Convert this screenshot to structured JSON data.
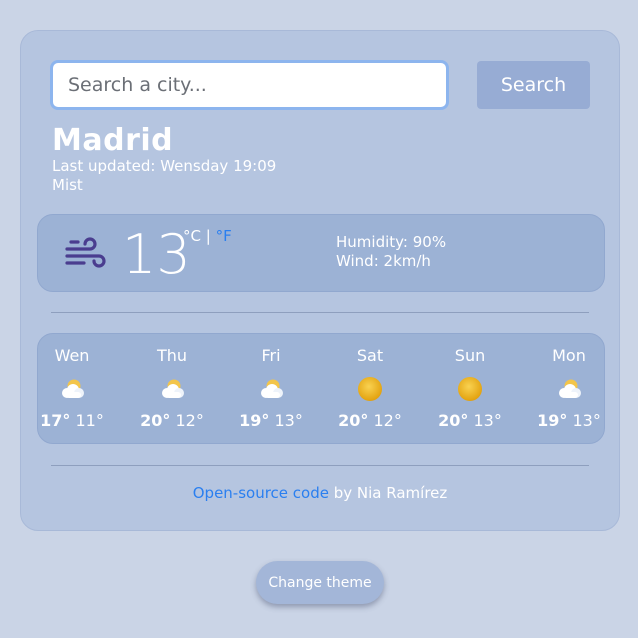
{
  "search": {
    "placeholder": "Search a city...",
    "button_label": "Search"
  },
  "location": {
    "city": "Madrid",
    "last_updated": "Last updated: Wensday 19:09",
    "description": "Mist"
  },
  "current": {
    "icon": "wind-icon",
    "temperature": "13",
    "unit_celsius": "°C",
    "unit_separator": "|",
    "unit_fahrenheit": "°F",
    "humidity": "Humidity: 90%",
    "wind": "Wind: 2km/h"
  },
  "forecast": [
    {
      "day": "Wen",
      "icon": "partly-cloudy-icon",
      "max": "17°",
      "min": "11°"
    },
    {
      "day": "Thu",
      "icon": "partly-cloudy-icon",
      "max": "20°",
      "min": "12°"
    },
    {
      "day": "Fri",
      "icon": "partly-cloudy-icon",
      "max": "19°",
      "min": "13°"
    },
    {
      "day": "Sat",
      "icon": "sun-icon",
      "max": "20°",
      "min": "12°"
    },
    {
      "day": "Sun",
      "icon": "sun-icon",
      "max": "20°",
      "min": "13°"
    },
    {
      "day": "Mon",
      "icon": "partly-cloudy-icon",
      "max": "19°",
      "min": "13°"
    }
  ],
  "footer": {
    "link_text": "Open-source code",
    "author_text": " by Nia Ramírez"
  },
  "theme_button_label": "Change theme",
  "colors": {
    "background": "#cad4e6",
    "card": "#b5c5e0",
    "panel": "#9cb2d5",
    "link": "#2a7ff0",
    "search_button": "#97acd4"
  }
}
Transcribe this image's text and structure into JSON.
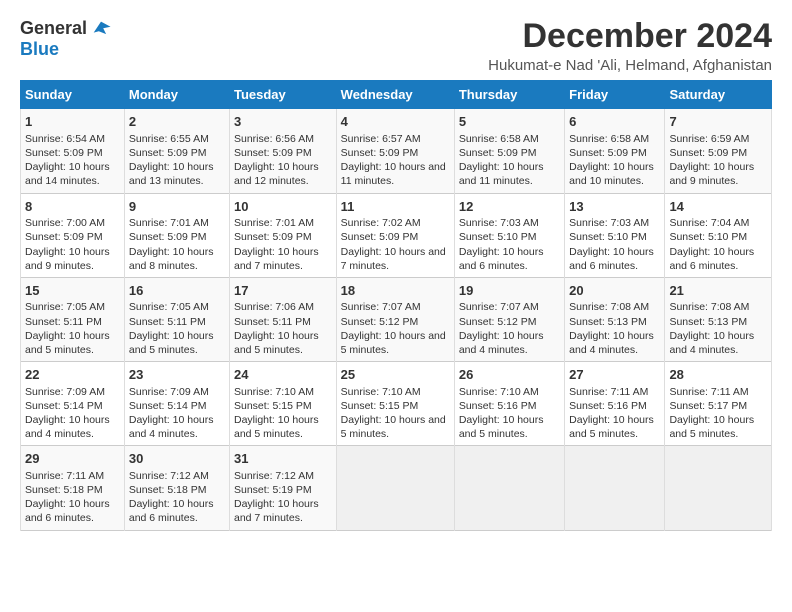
{
  "logo": {
    "line1": "General",
    "line2": "Blue"
  },
  "title": "December 2024",
  "subtitle": "Hukumat-e Nad 'Ali, Helmand, Afghanistan",
  "days_header": [
    "Sunday",
    "Monday",
    "Tuesday",
    "Wednesday",
    "Thursday",
    "Friday",
    "Saturday"
  ],
  "weeks": [
    [
      {
        "day": "1",
        "sunrise": "6:54 AM",
        "sunset": "5:09 PM",
        "daylight": "10 hours and 14 minutes."
      },
      {
        "day": "2",
        "sunrise": "6:55 AM",
        "sunset": "5:09 PM",
        "daylight": "10 hours and 13 minutes."
      },
      {
        "day": "3",
        "sunrise": "6:56 AM",
        "sunset": "5:09 PM",
        "daylight": "10 hours and 12 minutes."
      },
      {
        "day": "4",
        "sunrise": "6:57 AM",
        "sunset": "5:09 PM",
        "daylight": "10 hours and 11 minutes."
      },
      {
        "day": "5",
        "sunrise": "6:58 AM",
        "sunset": "5:09 PM",
        "daylight": "10 hours and 11 minutes."
      },
      {
        "day": "6",
        "sunrise": "6:58 AM",
        "sunset": "5:09 PM",
        "daylight": "10 hours and 10 minutes."
      },
      {
        "day": "7",
        "sunrise": "6:59 AM",
        "sunset": "5:09 PM",
        "daylight": "10 hours and 9 minutes."
      }
    ],
    [
      {
        "day": "8",
        "sunrise": "7:00 AM",
        "sunset": "5:09 PM",
        "daylight": "10 hours and 9 minutes."
      },
      {
        "day": "9",
        "sunrise": "7:01 AM",
        "sunset": "5:09 PM",
        "daylight": "10 hours and 8 minutes."
      },
      {
        "day": "10",
        "sunrise": "7:01 AM",
        "sunset": "5:09 PM",
        "daylight": "10 hours and 7 minutes."
      },
      {
        "day": "11",
        "sunrise": "7:02 AM",
        "sunset": "5:09 PM",
        "daylight": "10 hours and 7 minutes."
      },
      {
        "day": "12",
        "sunrise": "7:03 AM",
        "sunset": "5:10 PM",
        "daylight": "10 hours and 6 minutes."
      },
      {
        "day": "13",
        "sunrise": "7:03 AM",
        "sunset": "5:10 PM",
        "daylight": "10 hours and 6 minutes."
      },
      {
        "day": "14",
        "sunrise": "7:04 AM",
        "sunset": "5:10 PM",
        "daylight": "10 hours and 6 minutes."
      }
    ],
    [
      {
        "day": "15",
        "sunrise": "7:05 AM",
        "sunset": "5:11 PM",
        "daylight": "10 hours and 5 minutes."
      },
      {
        "day": "16",
        "sunrise": "7:05 AM",
        "sunset": "5:11 PM",
        "daylight": "10 hours and 5 minutes."
      },
      {
        "day": "17",
        "sunrise": "7:06 AM",
        "sunset": "5:11 PM",
        "daylight": "10 hours and 5 minutes."
      },
      {
        "day": "18",
        "sunrise": "7:07 AM",
        "sunset": "5:12 PM",
        "daylight": "10 hours and 5 minutes."
      },
      {
        "day": "19",
        "sunrise": "7:07 AM",
        "sunset": "5:12 PM",
        "daylight": "10 hours and 4 minutes."
      },
      {
        "day": "20",
        "sunrise": "7:08 AM",
        "sunset": "5:13 PM",
        "daylight": "10 hours and 4 minutes."
      },
      {
        "day": "21",
        "sunrise": "7:08 AM",
        "sunset": "5:13 PM",
        "daylight": "10 hours and 4 minutes."
      }
    ],
    [
      {
        "day": "22",
        "sunrise": "7:09 AM",
        "sunset": "5:14 PM",
        "daylight": "10 hours and 4 minutes."
      },
      {
        "day": "23",
        "sunrise": "7:09 AM",
        "sunset": "5:14 PM",
        "daylight": "10 hours and 4 minutes."
      },
      {
        "day": "24",
        "sunrise": "7:10 AM",
        "sunset": "5:15 PM",
        "daylight": "10 hours and 5 minutes."
      },
      {
        "day": "25",
        "sunrise": "7:10 AM",
        "sunset": "5:15 PM",
        "daylight": "10 hours and 5 minutes."
      },
      {
        "day": "26",
        "sunrise": "7:10 AM",
        "sunset": "5:16 PM",
        "daylight": "10 hours and 5 minutes."
      },
      {
        "day": "27",
        "sunrise": "7:11 AM",
        "sunset": "5:16 PM",
        "daylight": "10 hours and 5 minutes."
      },
      {
        "day": "28",
        "sunrise": "7:11 AM",
        "sunset": "5:17 PM",
        "daylight": "10 hours and 5 minutes."
      }
    ],
    [
      {
        "day": "29",
        "sunrise": "7:11 AM",
        "sunset": "5:18 PM",
        "daylight": "10 hours and 6 minutes."
      },
      {
        "day": "30",
        "sunrise": "7:12 AM",
        "sunset": "5:18 PM",
        "daylight": "10 hours and 6 minutes."
      },
      {
        "day": "31",
        "sunrise": "7:12 AM",
        "sunset": "5:19 PM",
        "daylight": "10 hours and 7 minutes."
      },
      null,
      null,
      null,
      null
    ]
  ]
}
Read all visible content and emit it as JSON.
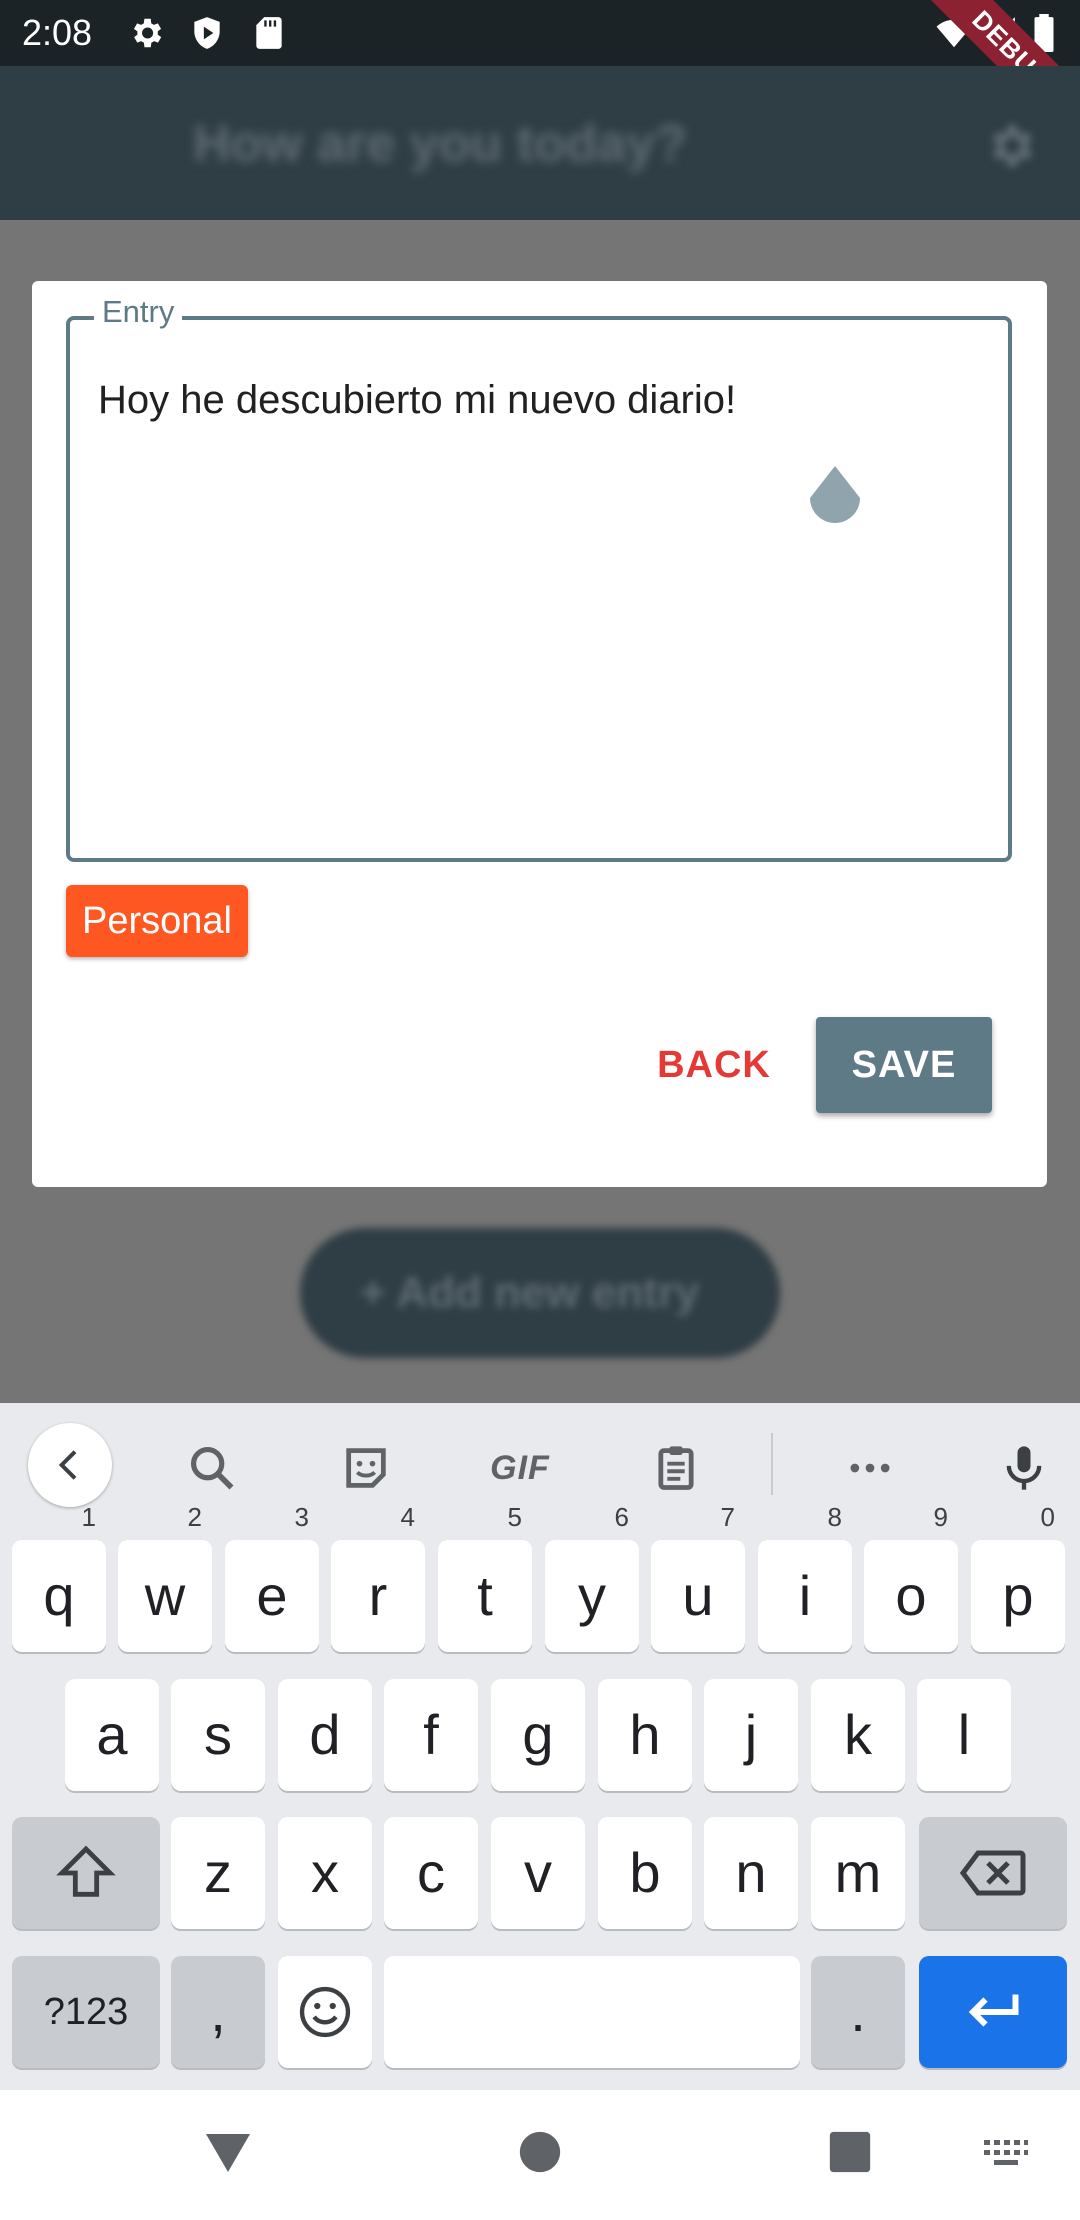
{
  "status_bar": {
    "time": "2:08",
    "debug": "DEBUG"
  },
  "app": {
    "title": "How are you today?",
    "fab_label": "+ Add new entry"
  },
  "dialog": {
    "entry_label": "Entry",
    "entry_text": "Hoy he descubierto mi nuevo diario!",
    "tag": "Personal",
    "back": "BACK",
    "save": "SAVE"
  },
  "keyboard": {
    "toolbar": [
      "back-icon",
      "search-icon",
      "sticker-icon",
      "gif",
      "clipboard-icon",
      "more-icon",
      "mic-icon"
    ],
    "gif_label": "GIF",
    "row1": [
      {
        "k": "q",
        "h": "1"
      },
      {
        "k": "w",
        "h": "2"
      },
      {
        "k": "e",
        "h": "3"
      },
      {
        "k": "r",
        "h": "4"
      },
      {
        "k": "t",
        "h": "5"
      },
      {
        "k": "y",
        "h": "6"
      },
      {
        "k": "u",
        "h": "7"
      },
      {
        "k": "i",
        "h": "8"
      },
      {
        "k": "o",
        "h": "9"
      },
      {
        "k": "p",
        "h": "0"
      }
    ],
    "row2": [
      "a",
      "s",
      "d",
      "f",
      "g",
      "h",
      "j",
      "k",
      "l"
    ],
    "row3": [
      "z",
      "x",
      "c",
      "v",
      "b",
      "n",
      "m"
    ],
    "symbols_key": "?123",
    "comma_key": ",",
    "period_key": "."
  },
  "colors": {
    "accent": "#5f7a87",
    "tag": "#ff5722",
    "back": "#e53935",
    "enter": "#1a73e8"
  }
}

+--

What to work on: Find every line holding the word "city"; give their count and nothing else.

The answer: 2